What you have to do> The records below should be copied in full, exactly as shown.

[Dataset records of page text]
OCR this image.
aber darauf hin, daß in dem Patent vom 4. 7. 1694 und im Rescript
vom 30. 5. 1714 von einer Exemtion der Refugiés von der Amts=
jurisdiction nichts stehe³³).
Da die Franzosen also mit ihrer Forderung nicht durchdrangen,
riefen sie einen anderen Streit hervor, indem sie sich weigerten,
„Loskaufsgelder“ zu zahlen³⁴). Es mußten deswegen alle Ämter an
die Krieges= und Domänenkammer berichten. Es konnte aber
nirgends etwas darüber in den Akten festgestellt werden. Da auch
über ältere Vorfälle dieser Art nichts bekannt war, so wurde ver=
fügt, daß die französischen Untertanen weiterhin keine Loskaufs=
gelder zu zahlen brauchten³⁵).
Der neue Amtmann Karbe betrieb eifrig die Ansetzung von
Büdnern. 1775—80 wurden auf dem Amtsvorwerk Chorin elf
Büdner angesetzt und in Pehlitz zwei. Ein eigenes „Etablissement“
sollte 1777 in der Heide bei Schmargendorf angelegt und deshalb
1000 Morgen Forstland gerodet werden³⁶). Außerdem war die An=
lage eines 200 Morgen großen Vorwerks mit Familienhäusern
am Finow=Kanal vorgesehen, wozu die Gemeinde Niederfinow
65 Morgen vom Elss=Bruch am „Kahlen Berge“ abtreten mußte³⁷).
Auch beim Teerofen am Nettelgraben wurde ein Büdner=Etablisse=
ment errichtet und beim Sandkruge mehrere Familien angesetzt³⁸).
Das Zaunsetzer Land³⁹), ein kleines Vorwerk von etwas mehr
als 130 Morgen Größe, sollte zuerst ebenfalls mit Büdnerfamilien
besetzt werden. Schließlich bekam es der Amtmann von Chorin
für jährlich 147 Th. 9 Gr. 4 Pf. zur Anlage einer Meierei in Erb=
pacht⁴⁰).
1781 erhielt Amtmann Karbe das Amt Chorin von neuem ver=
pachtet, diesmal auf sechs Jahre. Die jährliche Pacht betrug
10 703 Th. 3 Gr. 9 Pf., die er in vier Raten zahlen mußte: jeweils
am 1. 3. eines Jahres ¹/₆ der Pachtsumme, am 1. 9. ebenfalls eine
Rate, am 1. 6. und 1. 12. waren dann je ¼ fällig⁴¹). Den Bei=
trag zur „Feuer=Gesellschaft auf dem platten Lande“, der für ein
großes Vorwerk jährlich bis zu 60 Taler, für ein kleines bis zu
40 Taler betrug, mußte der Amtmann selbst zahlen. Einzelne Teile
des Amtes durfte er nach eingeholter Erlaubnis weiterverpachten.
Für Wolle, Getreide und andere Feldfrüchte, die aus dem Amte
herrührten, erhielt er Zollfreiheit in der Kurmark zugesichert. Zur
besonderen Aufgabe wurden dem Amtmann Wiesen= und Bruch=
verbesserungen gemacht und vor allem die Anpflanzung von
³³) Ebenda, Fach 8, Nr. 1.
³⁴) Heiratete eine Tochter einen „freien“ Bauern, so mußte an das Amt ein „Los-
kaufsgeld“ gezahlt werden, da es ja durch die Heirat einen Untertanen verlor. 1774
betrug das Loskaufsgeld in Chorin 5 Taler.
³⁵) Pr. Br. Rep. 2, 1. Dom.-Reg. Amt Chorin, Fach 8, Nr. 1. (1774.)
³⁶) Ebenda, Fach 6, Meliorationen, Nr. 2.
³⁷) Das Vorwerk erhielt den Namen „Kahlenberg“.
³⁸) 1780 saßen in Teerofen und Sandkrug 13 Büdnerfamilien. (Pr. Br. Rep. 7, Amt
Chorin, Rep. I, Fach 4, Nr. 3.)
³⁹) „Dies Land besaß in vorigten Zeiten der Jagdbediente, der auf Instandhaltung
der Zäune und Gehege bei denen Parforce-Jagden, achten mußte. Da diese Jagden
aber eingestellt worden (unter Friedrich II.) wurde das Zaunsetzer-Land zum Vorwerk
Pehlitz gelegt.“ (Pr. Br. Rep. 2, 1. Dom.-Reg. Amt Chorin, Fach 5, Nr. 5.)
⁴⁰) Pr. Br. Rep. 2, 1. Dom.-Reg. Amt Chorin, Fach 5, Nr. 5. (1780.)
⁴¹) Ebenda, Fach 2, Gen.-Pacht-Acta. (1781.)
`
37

Answer to this task>
OCR this image.
aber darauf hin, daß in dem Patent vom 4. 7. 1694 und im Rescript
vom 30. 5. 1714 von einer Exemtion der Refugiés von der Amts=
jurisdiction nichts stehe³³).
Da die Franzosen also mit ihrer Forderung nicht durchdrangen,
riefen sie einen anderen Streit hervor, indem sie sich weigerten,
„Loskaufsgelder“ zu zahlen³⁴). Es mußten deswegen alle Ämter an
die Krieges= und Domänenkammer berichten. Es konnte aber
nirgends etwas darüber in den Akten festgestellt werden. Da auch
über ältere Vorfälle dieser Art nichts bekannt war, so wurde ver=
fügt, daß die französischen Untertanen weiterhin keine Loskaufs=
gelder zu zahlen brauchten³⁵).
Der neue Amtmann Karbe betrieb eifrig die Ansetzung von
Büdnern. 1775—80 wurden auf dem Amtsvorwerk Chorin elf
Büdner angesetzt und in Pehlitz zwei. Ein eigenes „Etablissement“
sollte 1777 in der Heide bei Schmargendorf angelegt und deshalb
1000 Morgen Forstland gerodet werden³⁶). Außerdem war die An=
lage eines 200 Morgen großen Vorwerks mit Familienhäusern
am Finow=Kanal vorgesehen, wozu die Gemeinde Niederfinow
65 Morgen vom Elss=Bruch am „Kahlen Berge“ abtreten mußte³⁷).
Auch beim Teerofen am Nettelgraben wurde ein Büdner=Etablisse=
ment errichtet und beim Sandkruge mehrere Familien angesetzt³⁸).
Das Zaunsetzer Land³⁹), ein kleines Vorwerk von etwas mehr
als 130 Morgen Größe, sollte zuerst ebenfalls mit Büdnerfamilien
besetzt werden. Schließlich bekam es der Amtmann von Chorin
für jährlich 147 Th. 9 Gr. 4 Pf. zur Anlage einer Meierei in Erb=
pacht⁴⁰).
1781 erhielt Amtmann Karbe das Amt Chorin von neuem ver=
pachtet, diesmal auf sechs Jahre. Die jährliche Pacht betrug
10 703 Th. 3 Gr. 9 Pf., die er in vier Raten zahlen mußte: jeweils
am 1. 3. eines Jahres ¹/₆ der Pachtsumme, am 1. 9. ebenfalls eine
Rate, am 1. 6. und 1. 12. waren dann je ¼ fällig⁴¹). Den Bei=
trag zur „Feuer=Gesellschaft auf dem platten Lande“, der für ein
großes Vorwerk jährlich bis zu 60 Taler, für ein kleines bis zu
40 Taler betrug, mußte der Amtmann selbst zahlen. Einzelne Teile
des Amtes durfte er nach eingeholter Erlaubnis weiterverpachten.
Für Wolle, Getreide und andere Feldfrüchte, die aus dem Amte
herrührten, erhielt er Zollfreiheit in der Kurmark zugesichert. Zur
besonderen Aufgabe wurden dem Amtmann Wiesen= und Bruch=
verbesserungen gemacht und vor allem die Anpflanzung von
³³) Ebenda, Fach 8, Nr. 1.
³⁴) Heiratete eine Tochter einen „freien“ Bauern, so mußte an das Amt ein „Los-
kaufsgeld“ gezahlt werden, da es ja durch die Heirat einen Untertanen verlor. 1774
betrug das Loskaufsgeld in Chorin 5 Taler.
³⁵) Pr. Br. Rep. 2, 1. Dom.-Reg. Amt Chorin, Fach 8, Nr. 1. (1774.)
³⁶) Ebenda, Fach 6, Meliorationen, Nr. 2.
³⁷) Das Vorwerk erhielt den Namen „Kahlenberg“.
³⁸) 1780 saßen in Teerofen und Sandkrug 13 Büdnerfamilien. (Pr. Br. Rep. 7, Amt
Chorin, Rep. I, Fach 4, Nr. 3.)
³⁹) „Dies Land besaß in vorigten Zeiten der Jagdbediente, der auf Instandhaltung
der Zäune und Gehege bei denen Parforce-Jagden, achten mußte. Da diese Jagden
aber eingestellt worden (unter Friedrich II.) wurde das Zaunsetzer-Land zum Vorwerk
Pehlitz gelegt.“ (Pr. Br. Rep. 2, 1. Dom.-Reg. Amt Chorin, Fach 5, Nr. 5.)
⁴⁰) Pr. Br. Rep. 2, 1. Dom.-Reg. Amt Chorin, Fach 5, Nr. 5. (1780.)
⁴¹) Ebenda, Fach 2, Gen.-Pacht-Acta. (1781.)
`
37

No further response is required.